**PASSAGE TO READ**
# # # #

Well just because YOU dont find it believable doesnt mean a thing. It certainly doesnt mean it is not true.

I painted with so called "traditional" oils when a teenager with no reaction.I didnt paint again for many years for reasons I wont go into. When I did start painting again I went to the oil paint and had a very strong eye reaction. If you dont know about eye allergies they are very different from the kind that affect your breathing ,sinuses etc. This I was told from an eye specialist.

I tried the w/s oil paints and I do not have a reaction for whatever reason ,be it the way they are put together or what I dont know.All I know is I can paint with them and that is all I need to know.

greywolf-art
01-23-2010, 09:15 AM
Well just because YOU dont find it believable doesnt mean a thing. It certainly doesnt mean it is not true.

I painted with so called "traditional" oils when a teenager with no reaction.I didnt paint again for many years for reasons I wont go into. When I did start painting again I went to the oil paint and had a very strong eye reaction. If you dont know about eye allergies they are very different from the kind that affect your breathing ,sinuses etc. This I was told from an eye specialist.

I tried the w/s oil paints and I do not have a reaction for whatever reason ,be it the way they are put together or what I dont know.All I know is I can paint with them and that is all I need to know.

At the end of the day that's all that matters - that you have found a medium you can work with, I do know that different manufacturers put different additives in their paints - maybe it was one of those additives that caused the allergic reaction?

# # # #

**ENTRIES SHOWN**
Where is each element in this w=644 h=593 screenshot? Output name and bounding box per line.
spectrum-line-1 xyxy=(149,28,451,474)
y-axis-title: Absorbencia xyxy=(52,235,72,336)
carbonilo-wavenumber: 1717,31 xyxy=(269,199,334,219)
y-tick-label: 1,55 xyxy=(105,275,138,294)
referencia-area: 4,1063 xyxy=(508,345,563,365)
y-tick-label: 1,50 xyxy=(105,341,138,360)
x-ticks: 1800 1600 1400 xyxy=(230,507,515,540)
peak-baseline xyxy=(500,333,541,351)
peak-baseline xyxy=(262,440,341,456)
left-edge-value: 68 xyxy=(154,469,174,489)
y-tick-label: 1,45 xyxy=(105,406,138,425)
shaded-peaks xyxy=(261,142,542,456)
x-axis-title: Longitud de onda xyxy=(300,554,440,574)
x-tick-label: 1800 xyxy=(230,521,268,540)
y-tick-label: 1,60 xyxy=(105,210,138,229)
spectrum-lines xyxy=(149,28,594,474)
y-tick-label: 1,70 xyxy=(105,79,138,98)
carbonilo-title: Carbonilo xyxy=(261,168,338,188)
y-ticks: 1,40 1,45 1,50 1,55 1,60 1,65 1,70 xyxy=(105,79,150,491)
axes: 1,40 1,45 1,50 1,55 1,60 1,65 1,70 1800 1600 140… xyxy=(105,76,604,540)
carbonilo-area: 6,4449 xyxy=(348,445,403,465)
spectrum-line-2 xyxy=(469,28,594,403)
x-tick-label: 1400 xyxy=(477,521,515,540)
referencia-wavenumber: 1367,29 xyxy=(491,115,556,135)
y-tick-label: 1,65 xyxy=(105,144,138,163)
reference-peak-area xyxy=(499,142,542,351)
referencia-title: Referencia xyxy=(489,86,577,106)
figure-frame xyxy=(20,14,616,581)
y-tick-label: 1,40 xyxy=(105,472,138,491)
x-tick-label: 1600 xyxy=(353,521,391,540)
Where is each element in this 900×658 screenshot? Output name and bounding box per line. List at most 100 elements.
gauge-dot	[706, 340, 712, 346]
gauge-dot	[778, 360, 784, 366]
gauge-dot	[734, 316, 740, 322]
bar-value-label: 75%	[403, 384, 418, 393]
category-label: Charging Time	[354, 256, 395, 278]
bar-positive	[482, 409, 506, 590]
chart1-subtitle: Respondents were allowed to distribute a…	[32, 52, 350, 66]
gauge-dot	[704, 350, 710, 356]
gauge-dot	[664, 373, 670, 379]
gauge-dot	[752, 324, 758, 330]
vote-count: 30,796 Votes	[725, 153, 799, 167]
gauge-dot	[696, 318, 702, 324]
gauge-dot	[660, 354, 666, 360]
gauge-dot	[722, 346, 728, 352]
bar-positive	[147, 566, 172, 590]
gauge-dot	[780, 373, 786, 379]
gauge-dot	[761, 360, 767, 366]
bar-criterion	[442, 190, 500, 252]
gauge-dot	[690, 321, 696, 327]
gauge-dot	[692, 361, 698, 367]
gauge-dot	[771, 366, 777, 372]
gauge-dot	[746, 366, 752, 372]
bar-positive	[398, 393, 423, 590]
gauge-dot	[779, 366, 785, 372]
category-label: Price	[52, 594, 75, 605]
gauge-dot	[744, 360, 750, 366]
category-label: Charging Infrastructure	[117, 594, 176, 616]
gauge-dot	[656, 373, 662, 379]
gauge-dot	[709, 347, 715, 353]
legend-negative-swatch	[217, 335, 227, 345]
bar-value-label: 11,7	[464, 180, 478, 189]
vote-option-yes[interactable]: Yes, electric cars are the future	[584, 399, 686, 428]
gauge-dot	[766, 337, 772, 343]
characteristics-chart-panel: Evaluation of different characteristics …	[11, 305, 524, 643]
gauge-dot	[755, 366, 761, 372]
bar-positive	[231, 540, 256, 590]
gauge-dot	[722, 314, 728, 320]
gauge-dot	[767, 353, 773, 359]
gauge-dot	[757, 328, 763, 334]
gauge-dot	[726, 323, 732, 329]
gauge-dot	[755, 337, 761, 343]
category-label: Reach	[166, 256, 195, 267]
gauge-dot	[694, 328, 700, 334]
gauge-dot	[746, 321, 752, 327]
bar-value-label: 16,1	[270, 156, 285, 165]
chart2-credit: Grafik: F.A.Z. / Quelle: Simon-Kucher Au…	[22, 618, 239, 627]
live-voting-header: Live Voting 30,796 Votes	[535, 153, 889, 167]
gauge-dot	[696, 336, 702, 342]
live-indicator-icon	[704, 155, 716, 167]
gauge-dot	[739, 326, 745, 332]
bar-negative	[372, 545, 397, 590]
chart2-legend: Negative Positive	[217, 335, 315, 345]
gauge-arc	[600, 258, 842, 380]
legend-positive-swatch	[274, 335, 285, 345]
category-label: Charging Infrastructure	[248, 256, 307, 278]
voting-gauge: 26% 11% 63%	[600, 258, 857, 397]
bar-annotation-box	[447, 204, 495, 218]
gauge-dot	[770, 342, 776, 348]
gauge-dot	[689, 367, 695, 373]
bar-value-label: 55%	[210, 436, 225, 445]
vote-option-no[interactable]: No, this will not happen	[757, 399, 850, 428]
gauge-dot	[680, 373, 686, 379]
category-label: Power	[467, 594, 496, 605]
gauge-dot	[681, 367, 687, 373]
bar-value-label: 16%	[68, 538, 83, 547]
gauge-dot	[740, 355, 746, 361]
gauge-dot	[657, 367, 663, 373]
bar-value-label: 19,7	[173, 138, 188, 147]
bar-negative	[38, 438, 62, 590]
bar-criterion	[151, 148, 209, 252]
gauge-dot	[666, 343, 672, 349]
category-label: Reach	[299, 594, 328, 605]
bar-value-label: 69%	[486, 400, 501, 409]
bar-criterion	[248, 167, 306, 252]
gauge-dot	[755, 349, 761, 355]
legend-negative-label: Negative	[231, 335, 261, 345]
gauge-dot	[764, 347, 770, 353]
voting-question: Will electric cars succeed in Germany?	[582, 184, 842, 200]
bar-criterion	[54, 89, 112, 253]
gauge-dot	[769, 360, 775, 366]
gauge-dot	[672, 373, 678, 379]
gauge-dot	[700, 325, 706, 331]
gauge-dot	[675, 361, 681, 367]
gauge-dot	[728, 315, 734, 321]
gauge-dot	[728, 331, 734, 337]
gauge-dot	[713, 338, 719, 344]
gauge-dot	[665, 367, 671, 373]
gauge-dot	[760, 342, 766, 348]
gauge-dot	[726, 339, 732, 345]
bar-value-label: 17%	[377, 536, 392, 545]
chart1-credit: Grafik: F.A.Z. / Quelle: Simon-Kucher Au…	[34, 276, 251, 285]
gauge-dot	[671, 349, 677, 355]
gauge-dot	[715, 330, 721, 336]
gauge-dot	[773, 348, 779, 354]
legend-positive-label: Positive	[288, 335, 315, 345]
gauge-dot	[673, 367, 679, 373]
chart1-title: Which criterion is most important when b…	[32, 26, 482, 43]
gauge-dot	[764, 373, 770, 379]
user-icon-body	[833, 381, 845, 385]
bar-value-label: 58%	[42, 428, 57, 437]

# # # #

**WHAT YOU WILL DO**
1: Answer these questions from the forum text on oil paints:
(a) At what age did the writer first paint with "traditional" oils, and what reaction followed?
(b) Who told the writer that eye allergies differ from those affecting breathing and sinuses?
(c) According to the final reply, what do different manufacturers put in their paints?
2: Write the next part of the forum text on oil paints, starting after its last sentence.
The entries are separate material and are not part of the forum text on oil paints.

**ANSWERS GIVEN**
1:
(a) As a teenager, with no reaction.
(b) An eye specialist.
(c) Different additives.

2:
Either that or you had a reaction to a specific pigment that you had never been in contact with, there are a lot of colours now using modern substitute pigments instead of the colour stated on the tube, so cadmium red from one manufacturer may well be pyrolle red not true cadmium for example, and if you were allergic to pyrolle but not cadmium then one brand of cadmium red paint would cause an allergic reaction but not another - if that makes sense!

the problem with allergies is that one persons allergen can be totally harmless to another person, so its hard to pinpoint what exactly you are allergic to :( I just doubt it was the actual linseed oil that caused the reaction for the reasons I stated in my first post.

hal_s
01-23-2010, 02:04 PM
Well just because YOU dont find it believable doesnt mean a thing. It certainly doesnt mean it is not true.
I didn't say that I didn't believe you had a reaction, I said (or at least clearly implied) that I didn't find your account of the cause of the reaction to be believable

Either (a) you were talking about some paint other than regular oil paint, maybe something like W&N Griffin Alkyds (which have solvent in them); or (b) there was a specific pigment in the regular oils that you weren't using in the water soluble oils (as greywolf-art mentioned above); or (c) you experienced a nocebo effect; in other words, you had a reaction for psychological reasons unrelated to the actual substances in the tube of paint.

I simply do not believe that regular linseed oil could cause a severe allergic reaction while water soluble linseed oil would cause no reaction at all, unless it was psychological and not physiological.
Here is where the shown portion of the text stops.